start GIVEN INFORMATION

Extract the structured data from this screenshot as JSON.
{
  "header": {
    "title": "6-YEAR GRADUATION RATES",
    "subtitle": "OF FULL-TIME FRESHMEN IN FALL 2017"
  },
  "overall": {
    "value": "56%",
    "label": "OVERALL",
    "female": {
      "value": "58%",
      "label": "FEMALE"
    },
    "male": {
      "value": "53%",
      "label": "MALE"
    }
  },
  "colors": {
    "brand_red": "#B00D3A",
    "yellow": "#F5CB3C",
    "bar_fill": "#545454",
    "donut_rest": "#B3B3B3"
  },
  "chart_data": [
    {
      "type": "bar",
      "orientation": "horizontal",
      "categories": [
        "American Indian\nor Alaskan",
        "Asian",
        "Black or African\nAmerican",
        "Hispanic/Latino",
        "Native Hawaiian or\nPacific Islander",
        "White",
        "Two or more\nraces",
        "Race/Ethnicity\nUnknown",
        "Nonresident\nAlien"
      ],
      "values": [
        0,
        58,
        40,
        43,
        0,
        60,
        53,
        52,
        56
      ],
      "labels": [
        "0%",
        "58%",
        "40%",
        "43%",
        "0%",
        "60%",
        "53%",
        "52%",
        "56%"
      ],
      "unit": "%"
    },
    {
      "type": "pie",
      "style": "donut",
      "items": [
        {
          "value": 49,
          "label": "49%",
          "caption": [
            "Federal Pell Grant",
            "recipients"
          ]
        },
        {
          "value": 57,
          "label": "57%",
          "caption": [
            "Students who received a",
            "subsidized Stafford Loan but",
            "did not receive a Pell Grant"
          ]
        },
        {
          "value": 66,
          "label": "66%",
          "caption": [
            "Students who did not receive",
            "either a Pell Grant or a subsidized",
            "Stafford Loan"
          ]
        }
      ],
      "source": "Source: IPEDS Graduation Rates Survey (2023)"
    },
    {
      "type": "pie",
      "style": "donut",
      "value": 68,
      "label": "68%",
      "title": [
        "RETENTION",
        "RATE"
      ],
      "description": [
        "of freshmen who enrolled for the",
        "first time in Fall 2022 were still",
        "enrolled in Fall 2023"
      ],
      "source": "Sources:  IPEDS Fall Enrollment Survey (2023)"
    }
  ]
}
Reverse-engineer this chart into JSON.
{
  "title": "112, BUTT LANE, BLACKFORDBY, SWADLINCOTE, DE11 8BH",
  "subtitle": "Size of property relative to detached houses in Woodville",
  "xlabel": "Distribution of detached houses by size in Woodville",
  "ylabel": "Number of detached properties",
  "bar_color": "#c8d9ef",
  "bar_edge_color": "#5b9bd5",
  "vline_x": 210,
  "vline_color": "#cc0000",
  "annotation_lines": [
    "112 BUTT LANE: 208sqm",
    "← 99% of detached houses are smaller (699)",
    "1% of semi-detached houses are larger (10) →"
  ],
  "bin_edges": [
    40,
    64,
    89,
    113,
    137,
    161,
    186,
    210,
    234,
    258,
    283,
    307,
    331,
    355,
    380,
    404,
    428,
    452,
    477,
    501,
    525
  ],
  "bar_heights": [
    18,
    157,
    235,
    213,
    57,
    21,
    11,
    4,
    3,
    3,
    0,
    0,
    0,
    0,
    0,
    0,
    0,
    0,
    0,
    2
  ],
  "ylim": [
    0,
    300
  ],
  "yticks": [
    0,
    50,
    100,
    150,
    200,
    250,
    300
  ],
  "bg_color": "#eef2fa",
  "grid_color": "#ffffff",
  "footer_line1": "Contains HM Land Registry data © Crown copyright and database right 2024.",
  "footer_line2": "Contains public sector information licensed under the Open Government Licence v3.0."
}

end GIVEN INFORMATION

__TASK DIRECTIONS__
Nothing may be left out: return each entry exactly as it reads.

__RIGHT ANSWER__
Extract the structured data from this screenshot as JSON.
{
  "header": {
    "title": "6-YEAR GRADUATION RATES",
    "subtitle": "OF FULL-TIME FRESHMEN IN FALL 2017"
  },
  "overall": {
    "value": "56%",
    "label": "OVERALL",
    "female": {
      "value": "58%",
      "label": "FEMALE"
    },
    "male": {
      "value": "53%",
      "label": "MALE"
    }
  },
  "colors": {
    "brand_red": "#B00D3A",
    "yellow": "#F5CB3C",
    "bar_fill": "#545454",
    "donut_rest": "#B3B3B3"
  },
  "chart_data": [
    {
      "type": "bar",
      "orientation": "horizontal",
      "categories": [
        "American Indian\nor Alaskan",
        "Asian",
        "Black or African\nAmerican",
        "Hispanic/Latino",
        "Native Hawaiian or\nPacific Islander",
        "White",
        "Two or more\nraces",
        "Race/Ethnicity\nUnknown",
        "Nonresident\nAlien"
      ],
      "values": [
        0,
        58,
        40,
        43,
        0,
        60,
        53,
        52,
        56
      ],
      "labels": [
        "0%",
        "58%",
        "40%",
        "43%",
        "0%",
        "60%",
        "53%",
        "52%",
        "56%"
      ],
      "unit": "%"
    },
    {
      "type": "pie",
      "style": "donut",
      "items": [
        {
          "value": 49,
          "label": "49%",
          "caption": [
            "Federal Pell Grant",
            "recipients"
          ]
        },
        {
          "value": 57,
          "label": "57%",
          "caption": [
            "Students who received a",
            "subsidized Stafford Loan but",
            "did not receive a Pell Grant"
          ]
        },
        {
          "value": 66,
          "label": "66%",
          "caption": [
            "Students who did not receive",
            "either a Pell Grant or a subsidized",
            "Stafford Loan"
          ]
        }
      ],
      "source": "Source: IPEDS Graduation Rates Survey (2023)"
    },
    {
      "type": "pie",
      "style": "donut",
      "value": 68,
      "label": "68%",
      "title": [
        "RETENTION",
        "RATE"
      ],
      "description": [
        "of freshmen who enrolled for the",
        "first time in Fall 2022 were still",
        "enrolled in Fall 2023"
      ],
      "source": "Sources:  IPEDS Fall Enrollment Survey (2023)"
    }
  ]
}
Reverse-engineer this chart into JSON.
{
  "title": "112, BUTT LANE, BLACKFORDBY, SWADLINCOTE, DE11 8BH",
  "subtitle": "Size of property relative to detached houses in Woodville",
  "xlabel": "Distribution of detached houses by size in Woodville",
  "ylabel": "Number of detached properties",
  "bar_color": "#c8d9ef",
  "bar_edge_color": "#5b9bd5",
  "vline_x": 210,
  "vline_color": "#cc0000",
  "annotation_lines": [
    "112 BUTT LANE: 208sqm",
    "← 99% of detached houses are smaller (699)",
    "1% of semi-detached houses are larger (10) →"
  ],
  "bin_edges": [
    40,
    64,
    89,
    113,
    137,
    161,
    186,
    210,
    234,
    258,
    283,
    307,
    331,
    355,
    380,
    404,
    428,
    452,
    477,
    501,
    525
  ],
  "bar_heights": [
    18,
    157,
    235,
    213,
    57,
    21,
    11,
    4,
    3,
    3,
    0,
    0,
    0,
    0,
    0,
    0,
    0,
    0,
    0,
    2
  ],
  "ylim": [
    0,
    300
  ],
  "yticks": [
    0,
    50,
    100,
    150,
    200,
    250,
    300
  ],
  "bg_color": "#eef2fa",
  "grid_color": "#ffffff",
  "footer_line1": "Contains HM Land Registry data © Crown copyright and database right 2024.",
  "footer_line2": "Contains public sector information licensed under the Open Government Licence v3.0."
}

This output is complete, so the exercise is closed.